Trecho da página>
****

A PLURISSIGNIFICAÇÃO DAS PALAVRAS

O caso da faxineira faz lembrar o drama, ocorrido há uns oito anos ou dez anos, com um garotinho que se mostrou preocupadíssimo em sair de casa despreparado para enfrentar o carnaval.

Notando a angústia da criança, a mãe o interrogou:

- O que é que está aborrecendo você, meu filho?

- A roupa, mamãe. A roupa...

- Que roupa é essa?

- Toda hora na televisão uma pessoa avisa que ninguém deve sair de casa, no carnaval, sem camisinha. E eu não tenho nenhuma camisinha. Só  camiseta ou abrigo. Compra umas camisinhas  pra mim, mamãe! Compra!

Muitas vezes, a mídia cumpre à risca o que dizia o Chacrinha, meio de brincadeira:

- Não vim para esclarecer, mas para confundir.

 

DÚVIDAS ATROZES

Essa pequeníssima e tímida mexida que se deu na grafia ou na acentuação de umas poucas palavras está sendo de difícil assimilação por parte do grande público. Não faz sentido para os brasileiros, por exemplo que os ditongos de dói, herói, réis, pastéis sejam acentuados, porque monossílabos ou oxítonos,  ao passo que heroico, estoico, assembleia, ideia, palavras portadoras dos mesmos ditongos, mas paroxítonas, percam o acento.

Além do mais, alguns casos de grafia e de uso do hífen ainda estão em suspenso, aguardando  a publicação, talvez em fevereiro, de um Vocabulário Ortográfico que resolva (ainda que mal)   toda e qualquer dúvida. Terá cerca de trezentas mil  palavras.

Quem lê com paciência o que os dicionaristas pensam das reformas ortográficas, percebe como certas regras são incoerentes. Na transcrição do Formulário Ortográfico de 12 de agosto de 1943,  Aurélio Buarque de Holanda  (páginas XX a XXIV do Dicionário Aurélio do Século XXI) levantou muitas restrições  ao trabalho da Academia Brasileira de Letras. Com certeza, outras restrições serão feitas ao novo Vocabulário Ortográfico... Vai ser dificílimo, quando não impossível, contentar a gregos e troianos. E reconheça-se que os portugueses terão muito mais motivos de se oporem a esse acordo entre países lusófonos, ou seja, que falam o  português. Eles cederam muito mais, especialmente  com a supressão de alguma letras não tão  mudas na pronúncia deles, em termos como carácter, baptismo, óptimo, selecção, acção, facto... Para eles, fato é roupa de homem. Uma ocorrência, um acontecimento escrevem e até pronunciam facto.

Matéria publicada na Folha de S. Paulo, a 1.º de janeiro,  faz o arrolamento do que se chamou de casos questionáveis .

São eles:

·        Subumano ou sub-humano?

****

Tarefa a fazer>
Por favor, continue o texto acima sobre o sentido das palavras e a reforma ortográfica a partir do ponto em que ele para.

[Entradas de layout baseadas em imagem]

****

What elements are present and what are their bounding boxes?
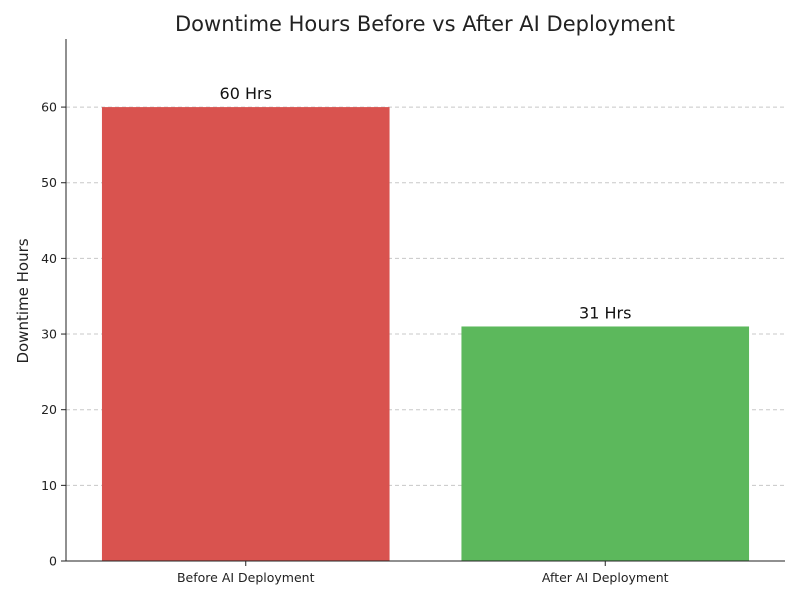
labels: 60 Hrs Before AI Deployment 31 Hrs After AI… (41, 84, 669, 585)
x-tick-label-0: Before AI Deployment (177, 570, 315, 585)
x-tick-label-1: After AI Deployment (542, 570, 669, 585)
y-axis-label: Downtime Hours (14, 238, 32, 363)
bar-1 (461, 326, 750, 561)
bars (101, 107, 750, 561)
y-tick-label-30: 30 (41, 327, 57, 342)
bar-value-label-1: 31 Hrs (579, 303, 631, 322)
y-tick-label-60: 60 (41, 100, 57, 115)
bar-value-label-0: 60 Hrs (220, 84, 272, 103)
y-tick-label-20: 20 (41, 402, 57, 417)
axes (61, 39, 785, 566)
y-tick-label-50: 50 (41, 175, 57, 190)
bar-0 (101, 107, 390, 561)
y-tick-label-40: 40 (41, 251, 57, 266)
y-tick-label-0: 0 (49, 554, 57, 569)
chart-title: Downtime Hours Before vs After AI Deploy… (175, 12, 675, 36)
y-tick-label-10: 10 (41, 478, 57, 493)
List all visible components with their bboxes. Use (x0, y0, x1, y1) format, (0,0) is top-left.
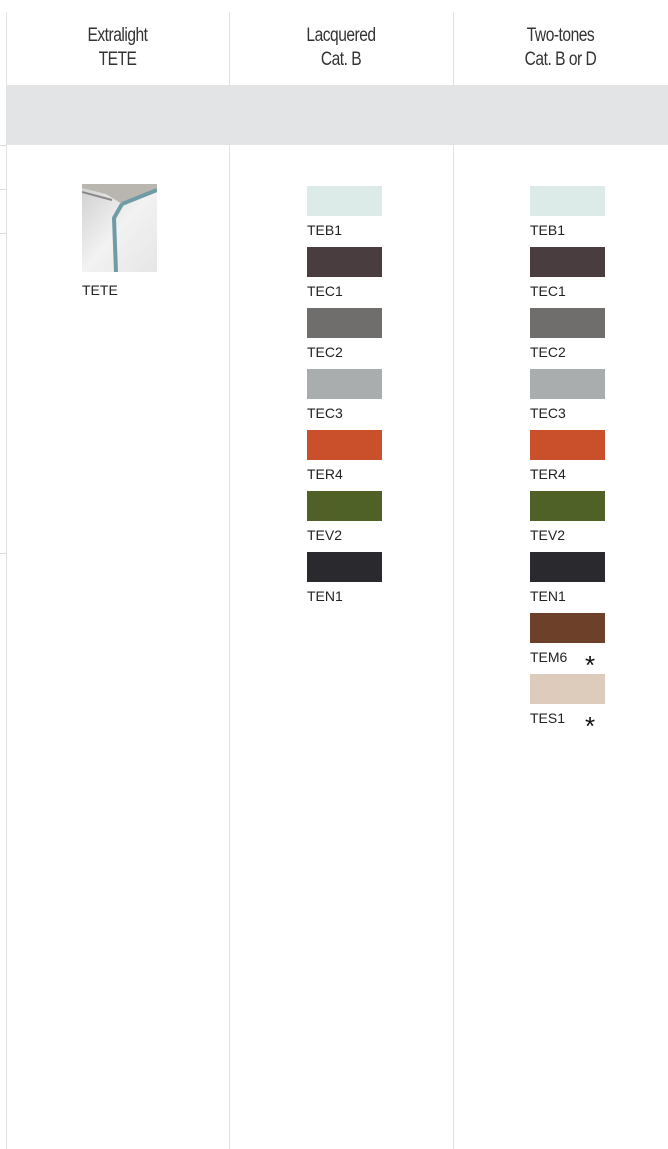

****

Resposta abaixo>
Opinião pessoal:  opto por sub-humano, para não descaracterizar demais a palavra.  Na ortografia antes vigente, a regra dizia que as palavras iniciadas por sub teriam hífen apenas  se o elemento seguinte começasse por r e b: sub-bibliotecário, sub-reptício. Daí esquisitas formas como suboficial, sublocar, sublinhar, escritas juntas mas pronunciadas separadas. Logo, a grafia correta seria subumano. Grandes dicionários, contudo, jamais acataram a regra proposta. O de Caldas Aulete, por exemplo,  já na sua edição brasileira de  1958, consigna apenas a forma sub-humano. Opto, portanto, por sub-humano, sub-hepático, entre outros termos nas mesmas condições, ou seja, sub seguido de h.

·        Coabitar ou co-habitar, carboidrato ou carbo-hidrato?

Em nome da simplificação,  penso serem mais assimiláveis as formas sem hífen. Esquisitíssimo seria escrever co-ordenar, co-optar, co-operar,  como determina o preceito segundo o qual as palavras iniciadas com a mesma vogal do prefixo devem ser grafadas separadamente: contra-ataque, anti-ibérico, micro-ondas...

·        Reescrever ou re-escrever,  reeditar ou re-editar ?

Também sou favorável à fixação das grafias sem hífen, apesar de as palavras seguintes começarem com a mesma vogal do prefixo. Já imaginaram  re--entrar, re-eleger, re-empregar?

·        Para-raios ou pararraios?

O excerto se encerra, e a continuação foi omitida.